§ **EXERCISE TASK**
Keep only the lines of the data below that contain "zatížení", and copy them.

§ **SUPPLIED RECORDS**
• • • • • • •

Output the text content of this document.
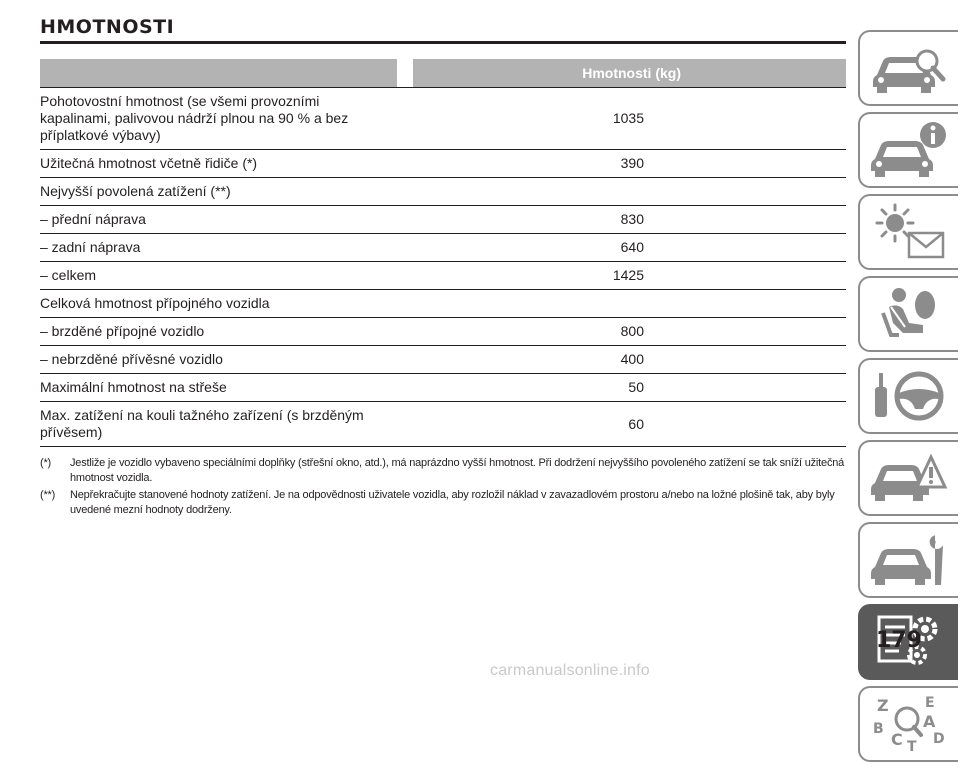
HMOTNOSTI
		Hmotnosti (kg)
Pohotovostní hmotnost (se všemi provozními kapalinami, palivovou nádrží plnou na 90 % a bez příplatkové výbavy)		1035
Užitečná hmotnost včetně řidiče (*)		390
Nejvyšší povolená zatížení (**)		
– přední náprava		830
– zadní náprava		640
– celkem		1425
Celková hmotnost přípojného vozidla		
– brzděné přípojné vozidlo		800
– nebrzděné přívěsné vozidlo		400
Maximální hmotnost na střeše		50
Max. zatížení na kouli tažného zařízení (s brzděným přívěsem)		60
(*) Jestliže je vozidlo vybaveno speciálními doplňky (střešní okno, atd.), má naprázdno vyšší hmotnost. Při dodržení nejvyššího povoleného zatížení se tak sníží užitečná hmotnost vozidla.
(**) Nepřekračujte stanovené hodnoty zatížení. Je na odpovědnosti uživatele vozidla, aby rozložil náklad v zavazadlovém prostoru a/nebo na ložné plošině tak, aby byly uvedené mezní hodnoty dodrženy.
Z	E
A
B
D
C T
179
carmanualsonline.info
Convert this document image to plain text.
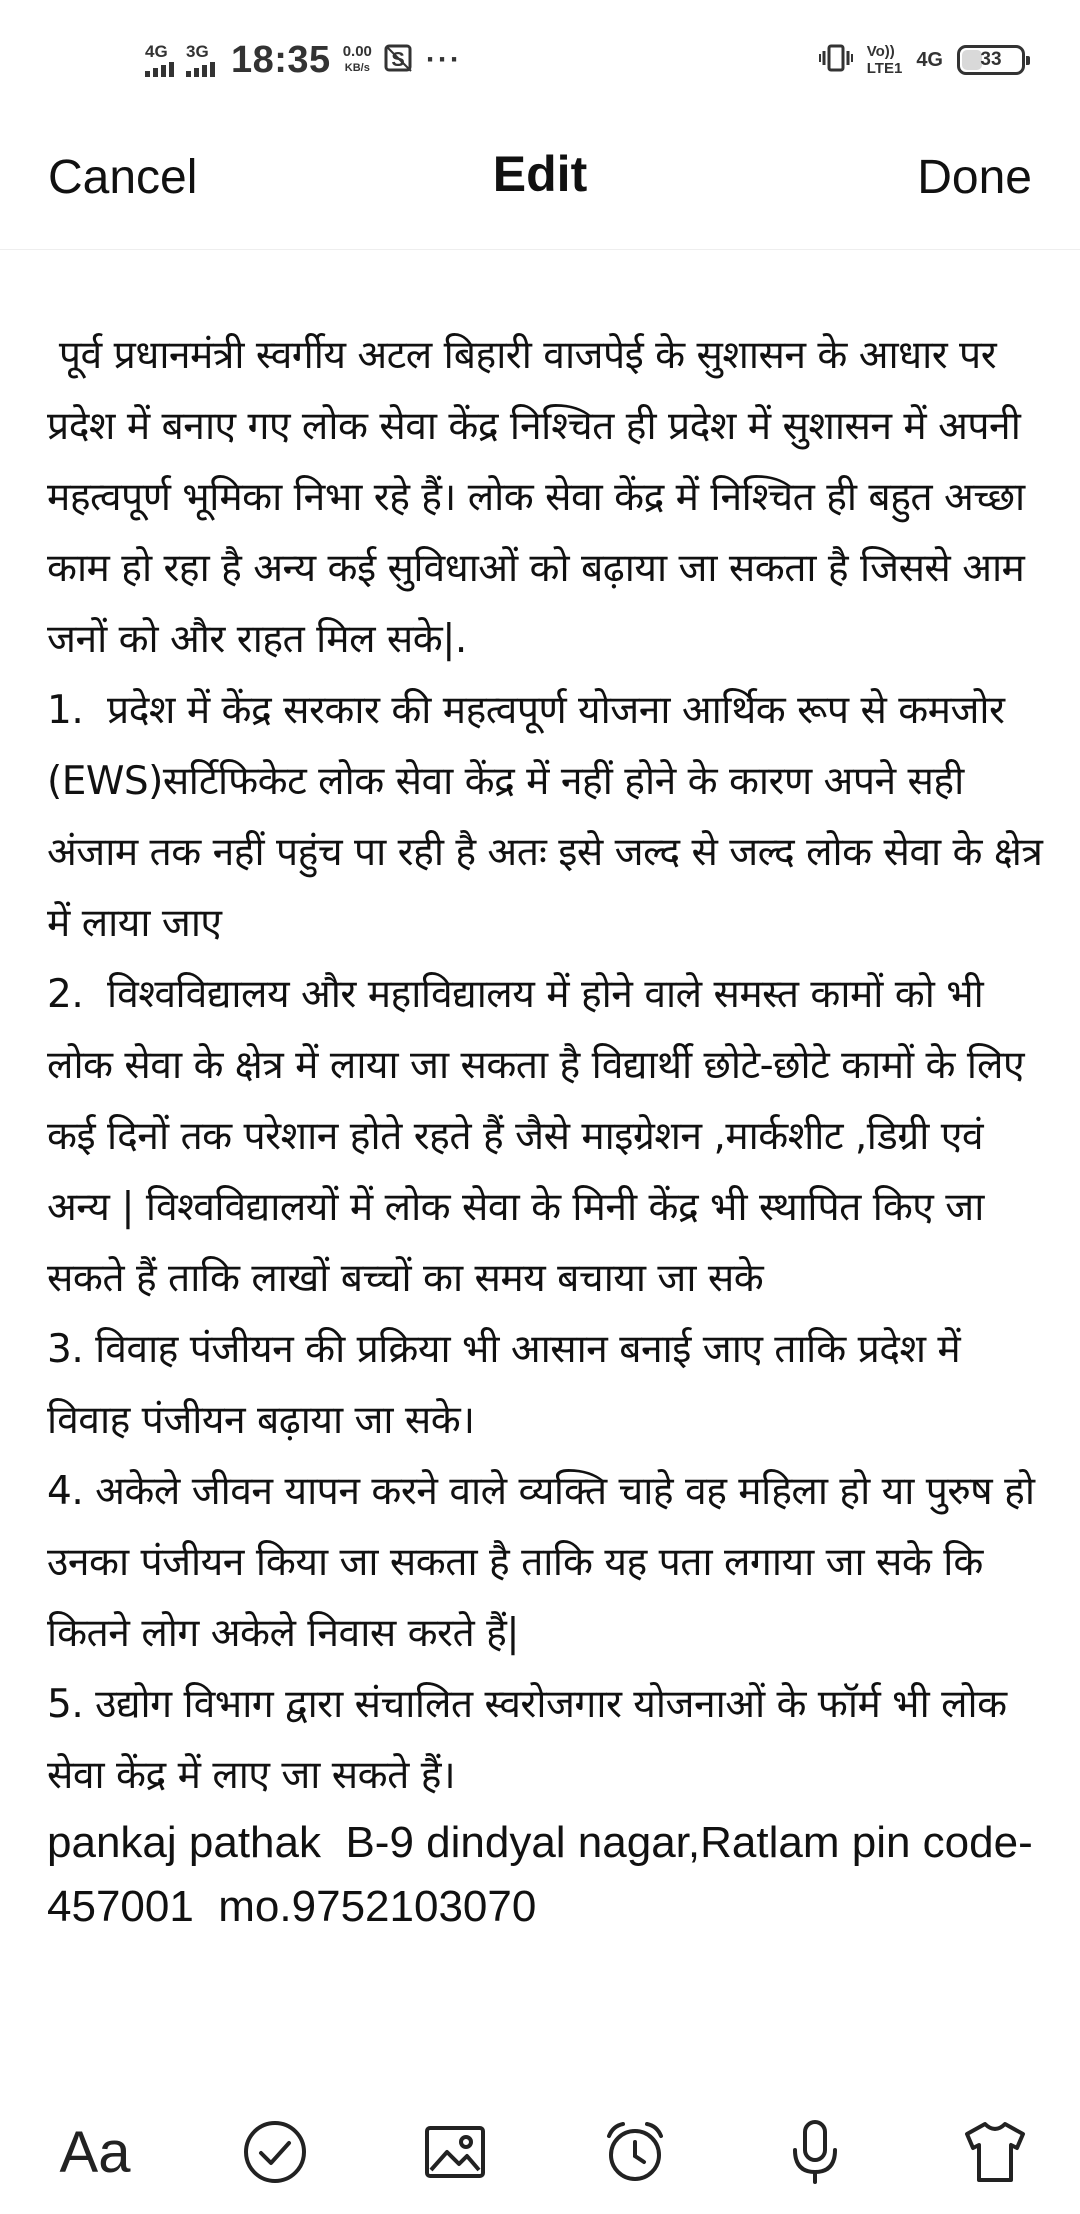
4G 3G 18:35 0.00
KB/s S ···	Vo))
LTE1 4G 33
Cancel	Edit	Done

पूर्व प्रधानमंत्री स्वर्गीय अटल बिहारी वाजपेई के सुशासन के आधार पर प्रदेश में बनाए गए लोक सेवा केंद्र निश्चित ही प्रदेश में सुशासन में अपनी महत्वपूर्ण भूमिका निभा रहे हैं। लोक सेवा केंद्र में निश्चित ही बहुत अच्छा काम हो रहा है अन्य कई सुविधाओं को बढ़ाया जा सकता है जिससे आम जनों को और राहत मिल सके|.

1.  प्रदेश में केंद्र सरकार की महत्वपूर्ण योजना आर्थिक रूप से कमजोर (EWS)सर्टिफिकेट लोक सेवा केंद्र में नहीं होने के कारण अपने सही अंजाम तक नहीं पहुंच पा रही है अतः इसे जल्द से जल्द लोक सेवा के क्षेत्र में लाया जाए

2.  विश्वविद्यालय और महाविद्यालय में होने वाले समस्त कामों को भी लोक सेवा के क्षेत्र में लाया जा सकता है विद्यार्थी छोटे-छोटे कामों के लिए कई दिनों तक परेशान होते रहते हैं जैसे माइग्रेशन ,मार्कशीट ,डिग्री एवं अन्य | विश्वविद्यालयों में लोक सेवा के मिनी केंद्र भी स्थापित किए जा सकते हैं ताकि लाखों बच्चों का समय बचाया जा सके

3. विवाह पंजीयन की प्रक्रिया भी आसान बनाई जाए ताकि प्रदेश में विवाह पंजीयन बढ़ाया जा सके।

4. अकेले जीवन यापन करने वाले व्यक्ति चाहे वह महिला हो या पुरुष हो उनका पंजीयन किया जा सकता है ताकि यह पता लगाया जा सके कि कितने लोग अकेले निवास करते हैं|

5. उद्योग विभाग द्वारा संचालित स्वरोजगार योजनाओं के फॉर्म भी लोक सेवा केंद्र में लाए जा सकते हैं।

pankaj pathak  B-9 dindyal nagar,Ratlam pin code-457001  mo.9752103070

Aa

• • • • • • •

§ **THE RESPONSE**
Nejvyšší povolená zatížení (**)		
Max. zatížení na kouli tažného zařízení (s brzděným přívěsem)		60
(*) Jestliže je vozidlo vybaveno speciálními doplňky (střešní okno, atd.), má naprázdno vyšší hmotnost. Při dodržení nejvyššího povoleného zatížení se tak sníží užitečná hmotnost vozidla.
(**) Nepřekračujte stanovené hodnoty zatížení. Je na odpovědnosti uživatele vozidla, aby rozložil náklad v zavazadlovém prostoru a/nebo na ložné plošině tak, aby byly uvedené mezní hodnoty dodrženy.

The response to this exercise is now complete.